§ EXERCISE GOAL
Copy every line of the data below word for word, with no changes.

— Begin DATA SUPPLIED —

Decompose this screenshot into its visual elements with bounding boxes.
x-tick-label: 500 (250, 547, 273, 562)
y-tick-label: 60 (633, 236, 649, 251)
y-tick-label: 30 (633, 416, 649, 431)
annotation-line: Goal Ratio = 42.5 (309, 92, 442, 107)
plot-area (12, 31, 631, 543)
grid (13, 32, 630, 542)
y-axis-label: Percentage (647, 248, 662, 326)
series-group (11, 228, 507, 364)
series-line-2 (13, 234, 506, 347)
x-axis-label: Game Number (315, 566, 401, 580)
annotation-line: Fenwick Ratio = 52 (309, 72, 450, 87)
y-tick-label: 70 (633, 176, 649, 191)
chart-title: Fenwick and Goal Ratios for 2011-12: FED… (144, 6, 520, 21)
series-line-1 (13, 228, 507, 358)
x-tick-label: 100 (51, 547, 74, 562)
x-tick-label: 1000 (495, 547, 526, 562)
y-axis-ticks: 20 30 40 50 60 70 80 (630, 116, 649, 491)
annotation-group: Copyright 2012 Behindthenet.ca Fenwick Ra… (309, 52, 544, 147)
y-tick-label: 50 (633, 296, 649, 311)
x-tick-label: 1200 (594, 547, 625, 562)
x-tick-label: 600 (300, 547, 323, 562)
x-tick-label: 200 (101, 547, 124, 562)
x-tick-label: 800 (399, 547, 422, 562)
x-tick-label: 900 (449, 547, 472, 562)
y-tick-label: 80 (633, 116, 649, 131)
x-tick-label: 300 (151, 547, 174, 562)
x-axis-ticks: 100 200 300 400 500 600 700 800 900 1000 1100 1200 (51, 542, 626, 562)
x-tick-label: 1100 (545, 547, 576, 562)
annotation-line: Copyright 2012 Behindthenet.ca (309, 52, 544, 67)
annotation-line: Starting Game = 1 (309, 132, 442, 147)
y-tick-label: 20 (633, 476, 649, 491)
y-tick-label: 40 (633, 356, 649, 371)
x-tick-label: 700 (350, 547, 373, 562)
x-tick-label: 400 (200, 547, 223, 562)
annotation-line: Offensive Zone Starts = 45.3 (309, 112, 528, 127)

— End DATA SUPPLIED —

§ ANSWER
Decompose this screenshot into its visual elements with bounding boxes.
x-tick-label: 500 (250, 547, 273, 562)
y-tick-label: 60 (633, 236, 649, 251)
y-tick-label: 30 (633, 416, 649, 431)
annotation-line: Goal Ratio = 42.5 (309, 92, 442, 107)
plot-area (12, 31, 631, 543)
grid (13, 32, 630, 542)
y-axis-label: Percentage (647, 248, 662, 326)
series-group (11, 228, 507, 364)
series-line-2 (13, 234, 506, 347)
x-axis-label: Game Number (315, 566, 401, 580)
annotation-line: Fenwick Ratio = 52 (309, 72, 450, 87)
y-tick-label: 70 (633, 176, 649, 191)
chart-title: Fenwick and Goal Ratios for 2011-12: FED… (144, 6, 520, 21)
series-line-1 (13, 228, 507, 358)
x-tick-label: 100 (51, 547, 74, 562)
x-tick-label: 1000 (495, 547, 526, 562)
y-axis-ticks: 20 30 40 50 60 70 80 (630, 116, 649, 491)
annotation-group: Copyright 2012 Behindthenet.ca Fenwick Ra… (309, 52, 544, 147)
y-tick-label: 50 (633, 296, 649, 311)
x-tick-label: 1200 (594, 547, 625, 562)
x-tick-label: 600 (300, 547, 323, 562)
x-tick-label: 200 (101, 547, 124, 562)
x-tick-label: 800 (399, 547, 422, 562)
x-tick-label: 900 (449, 547, 472, 562)
y-tick-label: 80 (633, 116, 649, 131)
x-tick-label: 300 (151, 547, 174, 562)
x-axis-ticks: 100 200 300 400 500 600 700 800 900 1000 1100 1200 (51, 542, 626, 562)
x-tick-label: 1100 (545, 547, 576, 562)
annotation-line: Copyright 2012 Behindthenet.ca (309, 52, 544, 67)
annotation-line: Starting Game = 1 (309, 132, 442, 147)
y-tick-label: 20 (633, 476, 649, 491)
y-tick-label: 40 (633, 356, 649, 371)
x-tick-label: 700 (350, 547, 373, 562)
x-tick-label: 400 (200, 547, 223, 562)
annotation-line: Offensive Zone Starts = 45.3 (309, 112, 528, 127)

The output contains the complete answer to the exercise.